[Dataset entries]

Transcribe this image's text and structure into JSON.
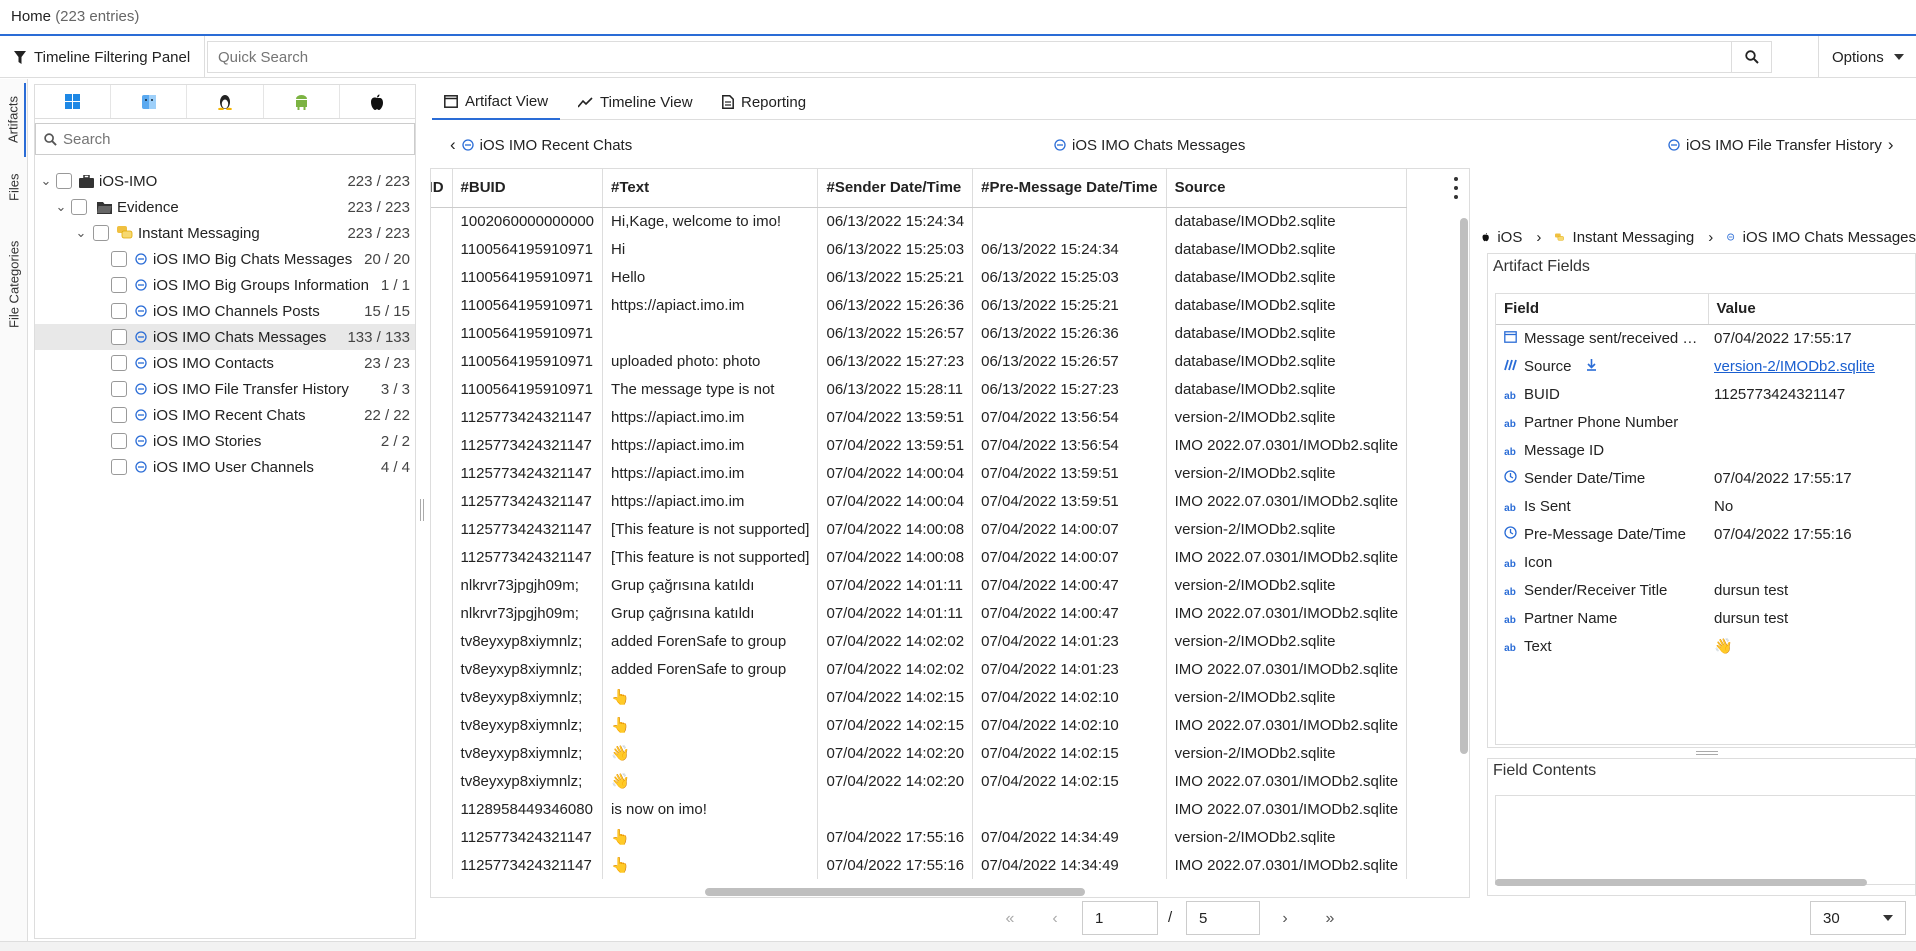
{
  "home": {
    "title": "Home",
    "entries": "(223 entries)"
  },
  "toolbar": {
    "filter_panel_label": "Timeline Filtering Panel",
    "search_placeholder": "Quick Search",
    "options_label": "Options"
  },
  "side_tabs": [
    "Artifacts",
    "Files",
    "File Categories"
  ],
  "left": {
    "os_icons": [
      "windows-icon",
      "macos-finder-icon",
      "linux-icon",
      "android-icon",
      "apple-icon"
    ],
    "search_placeholder": "Search",
    "tree": [
      {
        "label": "iOS-IMO",
        "count": "223 / 223",
        "icon": "briefcase-icon",
        "level": 0
      },
      {
        "label": "Evidence",
        "count": "223 / 223",
        "icon": "folder-icon",
        "level": 1
      },
      {
        "label": "Instant Messaging",
        "count": "223 / 223",
        "icon": "chat-icon",
        "level": 2
      },
      {
        "label": "iOS IMO Big Chats Messages",
        "count": "20 / 20",
        "level": 3
      },
      {
        "label": "iOS IMO Big Groups Information",
        "count": "1 / 1",
        "level": 3
      },
      {
        "label": "iOS IMO Channels Posts",
        "count": "15 / 15",
        "level": 3
      },
      {
        "label": "iOS IMO Chats Messages",
        "count": "133 / 133",
        "level": 3,
        "selected": true
      },
      {
        "label": "iOS IMO Contacts",
        "count": "23 / 23",
        "level": 3
      },
      {
        "label": "iOS IMO File Transfer History",
        "count": "3 / 3",
        "level": 3
      },
      {
        "label": "iOS IMO Recent Chats",
        "count": "22 / 22",
        "level": 3
      },
      {
        "label": "iOS IMO Stories",
        "count": "2 / 2",
        "level": 3
      },
      {
        "label": "iOS IMO User Channels",
        "count": "4 / 4",
        "level": 3
      }
    ]
  },
  "tabs": {
    "artifact": "Artifact View",
    "timeline": "Timeline View",
    "reporting": "Reporting"
  },
  "crumbs": {
    "prev": "iOS IMO Recent Chats",
    "current": "iOS IMO Chats Messages",
    "next": "iOS IMO File Transfer History"
  },
  "grid": {
    "columns": [
      "Message ID",
      "#BUID",
      "#Text",
      "#Sender Date/Time",
      "#Pre-Message Date/Time",
      "Source"
    ],
    "rows": [
      [
        "",
        "1002060000000000",
        "Hi,Kage, welcome to imo!",
        "06/13/2022 15:24:34",
        "",
        "database/IMODb2.sqlite"
      ],
      [
        "",
        "1100564195910971",
        "Hi",
        "06/13/2022 15:25:03",
        "06/13/2022 15:24:34",
        "database/IMODb2.sqlite"
      ],
      [
        "",
        "1100564195910971",
        "Hello",
        "06/13/2022 15:25:21",
        "06/13/2022 15:25:03",
        "database/IMODb2.sqlite"
      ],
      [
        "",
        "1100564195910971",
        "https://apiact.imo.im",
        "06/13/2022 15:26:36",
        "06/13/2022 15:25:21",
        "database/IMODb2.sqlite"
      ],
      [
        "",
        "1100564195910971",
        "",
        "06/13/2022 15:26:57",
        "06/13/2022 15:26:36",
        "database/IMODb2.sqlite"
      ],
      [
        "",
        "1100564195910971",
        "uploaded photo: photo",
        "06/13/2022 15:27:23",
        "06/13/2022 15:26:57",
        "database/IMODb2.sqlite"
      ],
      [
        "",
        "1100564195910971",
        "The message type is not",
        "06/13/2022 15:28:11",
        "06/13/2022 15:27:23",
        "database/IMODb2.sqlite"
      ],
      [
        "",
        "1125773424321147",
        "https://apiact.imo.im",
        "07/04/2022 13:59:51",
        "07/04/2022 13:56:54",
        "version-2/IMODb2.sqlite"
      ],
      [
        "",
        "1125773424321147",
        "https://apiact.imo.im",
        "07/04/2022 13:59:51",
        "07/04/2022 13:56:54",
        "IMO 2022.07.0301/IMODb2.sqlite"
      ],
      [
        "",
        "1125773424321147",
        "https://apiact.imo.im",
        "07/04/2022 14:00:04",
        "07/04/2022 13:59:51",
        "version-2/IMODb2.sqlite"
      ],
      [
        "",
        "1125773424321147",
        "https://apiact.imo.im",
        "07/04/2022 14:00:04",
        "07/04/2022 13:59:51",
        "IMO 2022.07.0301/IMODb2.sqlite"
      ],
      [
        "",
        "1125773424321147",
        "[This feature is not supported]",
        "07/04/2022 14:00:08",
        "07/04/2022 14:00:07",
        "version-2/IMODb2.sqlite"
      ],
      [
        "",
        "1125773424321147",
        "[This feature is not supported]",
        "07/04/2022 14:00:08",
        "07/04/2022 14:00:07",
        "IMO 2022.07.0301/IMODb2.sqlite"
      ],
      [
        "",
        "nlkrvr73jpgjh09m;",
        "Grup çağrısına katıldı",
        "07/04/2022 14:01:11",
        "07/04/2022 14:00:47",
        "version-2/IMODb2.sqlite"
      ],
      [
        "",
        "nlkrvr73jpgjh09m;",
        "Grup çağrısına katıldı",
        "07/04/2022 14:01:11",
        "07/04/2022 14:00:47",
        "IMO 2022.07.0301/IMODb2.sqlite"
      ],
      [
        "",
        "tv8eyxyp8xiymnlz;",
        "added ForenSafe to group",
        "07/04/2022 14:02:02",
        "07/04/2022 14:01:23",
        "version-2/IMODb2.sqlite"
      ],
      [
        "",
        "tv8eyxyp8xiymnlz;",
        "added ForenSafe to group",
        "07/04/2022 14:02:02",
        "07/04/2022 14:01:23",
        "IMO 2022.07.0301/IMODb2.sqlite"
      ],
      [
        "",
        "tv8eyxyp8xiymnlz;",
        "👆",
        "07/04/2022 14:02:15",
        "07/04/2022 14:02:10",
        "version-2/IMODb2.sqlite"
      ],
      [
        "",
        "tv8eyxyp8xiymnlz;",
        "👆",
        "07/04/2022 14:02:15",
        "07/04/2022 14:02:10",
        "IMO 2022.07.0301/IMODb2.sqlite"
      ],
      [
        "",
        "tv8eyxyp8xiymnlz;",
        "👋",
        "07/04/2022 14:02:20",
        "07/04/2022 14:02:15",
        "version-2/IMODb2.sqlite"
      ],
      [
        "",
        "tv8eyxyp8xiymnlz;",
        "👋",
        "07/04/2022 14:02:20",
        "07/04/2022 14:02:15",
        "IMO 2022.07.0301/IMODb2.sqlite"
      ],
      [
        "",
        "1128958449346080",
        "is now on imo!",
        "",
        "",
        "IMO 2022.07.0301/IMODb2.sqlite"
      ],
      [
        "",
        "1125773424321147",
        "👆",
        "07/04/2022 17:55:16",
        "07/04/2022 14:34:49",
        "version-2/IMODb2.sqlite"
      ],
      [
        "",
        "1125773424321147",
        "👆",
        "07/04/2022 17:55:16",
        "07/04/2022 14:34:49",
        "IMO 2022.07.0301/IMODb2.sqlite"
      ]
    ]
  },
  "details": {
    "crumbs": [
      "iOS",
      "Instant Messaging",
      "iOS IMO Chats Messages"
    ],
    "artifact_fields_title": "Artifact Fields",
    "headers": [
      "Field",
      "Value"
    ],
    "fields": [
      {
        "icon": "calendar-icon",
        "name": "Message sent/received Date/Time",
        "value": "07/04/2022 17:55:17"
      },
      {
        "icon": "source-icon",
        "name": "Source",
        "value": "version-2/IMODb2.sqlite",
        "link": true
      },
      {
        "icon": "ab-icon",
        "name": "BUID",
        "value": "1125773424321147"
      },
      {
        "icon": "ab-icon",
        "name": "Partner Phone Number",
        "value": ""
      },
      {
        "icon": "ab-icon",
        "name": "Message ID",
        "value": ""
      },
      {
        "icon": "clock-icon",
        "name": "Sender Date/Time",
        "value": "07/04/2022 17:55:17"
      },
      {
        "icon": "ab-icon",
        "name": "Is Sent",
        "value": "No"
      },
      {
        "icon": "clock-icon",
        "name": "Pre-Message Date/Time",
        "value": "07/04/2022 17:55:16"
      },
      {
        "icon": "ab-icon",
        "name": "Icon",
        "value": ""
      },
      {
        "icon": "ab-icon",
        "name": "Sender/Receiver Title",
        "value": "dursun test"
      },
      {
        "icon": "ab-icon",
        "name": "Partner Name",
        "value": "dursun test"
      },
      {
        "icon": "ab-icon",
        "name": "Text",
        "value": "👋"
      }
    ],
    "field_contents_title": "Field Contents"
  },
  "pager": {
    "page": "1",
    "separator": "/",
    "total": "5",
    "page_size": "30"
  }
}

__EXERCISE REQUIREMENTS__: Report the number of lines that include the string "Instant"; return nothing but the count.

__OUTPUT OF THE TASK__: 2